> Do this
Locate each line containing the string "JSON" and copy it out.

> Supplied records
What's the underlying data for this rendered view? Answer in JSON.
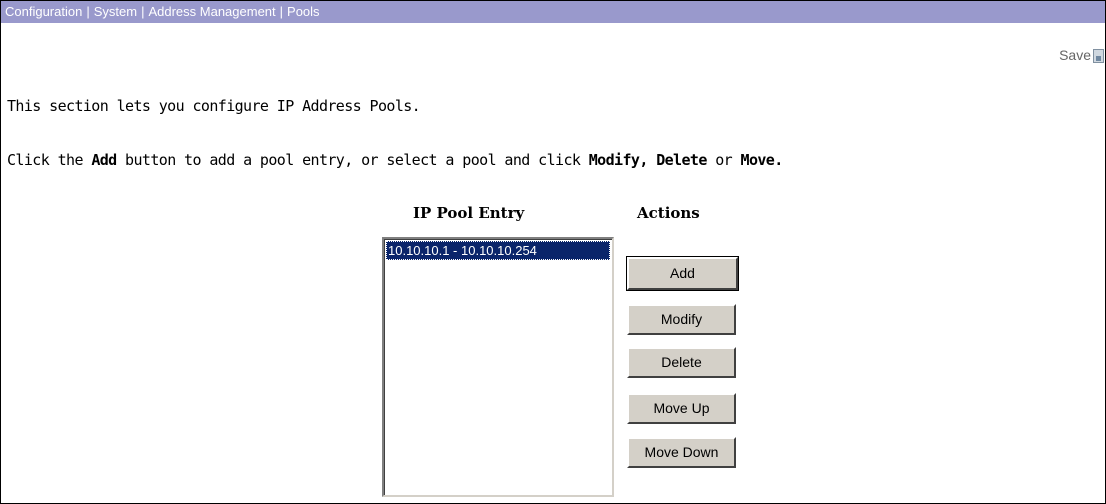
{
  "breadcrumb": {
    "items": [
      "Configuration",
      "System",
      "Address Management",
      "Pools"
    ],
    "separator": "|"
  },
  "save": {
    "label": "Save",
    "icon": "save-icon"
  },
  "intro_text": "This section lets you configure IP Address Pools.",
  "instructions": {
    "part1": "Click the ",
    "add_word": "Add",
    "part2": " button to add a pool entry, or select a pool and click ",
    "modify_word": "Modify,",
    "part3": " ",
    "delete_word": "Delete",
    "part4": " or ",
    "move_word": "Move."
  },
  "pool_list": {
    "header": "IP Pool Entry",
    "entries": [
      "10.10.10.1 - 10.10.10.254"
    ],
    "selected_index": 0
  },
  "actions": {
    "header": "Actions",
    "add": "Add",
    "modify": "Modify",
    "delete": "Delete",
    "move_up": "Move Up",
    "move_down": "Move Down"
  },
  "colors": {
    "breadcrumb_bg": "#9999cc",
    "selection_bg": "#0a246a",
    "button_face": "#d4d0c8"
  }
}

* * *

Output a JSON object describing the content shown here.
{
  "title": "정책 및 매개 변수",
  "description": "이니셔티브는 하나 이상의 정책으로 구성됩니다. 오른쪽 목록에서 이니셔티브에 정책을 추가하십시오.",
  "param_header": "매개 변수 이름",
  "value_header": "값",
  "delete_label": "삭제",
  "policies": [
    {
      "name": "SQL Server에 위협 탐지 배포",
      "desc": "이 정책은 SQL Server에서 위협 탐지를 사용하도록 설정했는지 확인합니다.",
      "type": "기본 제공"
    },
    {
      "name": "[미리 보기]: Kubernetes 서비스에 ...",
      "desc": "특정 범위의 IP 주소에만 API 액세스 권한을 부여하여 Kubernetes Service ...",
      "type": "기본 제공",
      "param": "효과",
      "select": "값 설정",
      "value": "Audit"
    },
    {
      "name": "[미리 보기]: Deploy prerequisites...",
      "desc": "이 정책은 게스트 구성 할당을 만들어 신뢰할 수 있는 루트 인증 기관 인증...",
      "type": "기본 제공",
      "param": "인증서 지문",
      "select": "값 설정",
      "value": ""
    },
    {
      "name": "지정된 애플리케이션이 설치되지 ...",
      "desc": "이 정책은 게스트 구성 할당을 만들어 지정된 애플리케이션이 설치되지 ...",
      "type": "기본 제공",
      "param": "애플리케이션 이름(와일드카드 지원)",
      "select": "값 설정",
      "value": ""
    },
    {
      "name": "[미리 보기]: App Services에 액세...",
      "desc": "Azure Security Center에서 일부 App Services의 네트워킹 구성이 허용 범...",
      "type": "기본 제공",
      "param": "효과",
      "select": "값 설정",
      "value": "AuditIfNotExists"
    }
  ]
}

> Exercise result
What's the underlying data for this rendered view? Answer in JSON.
Output a JSON object describing the content shown here.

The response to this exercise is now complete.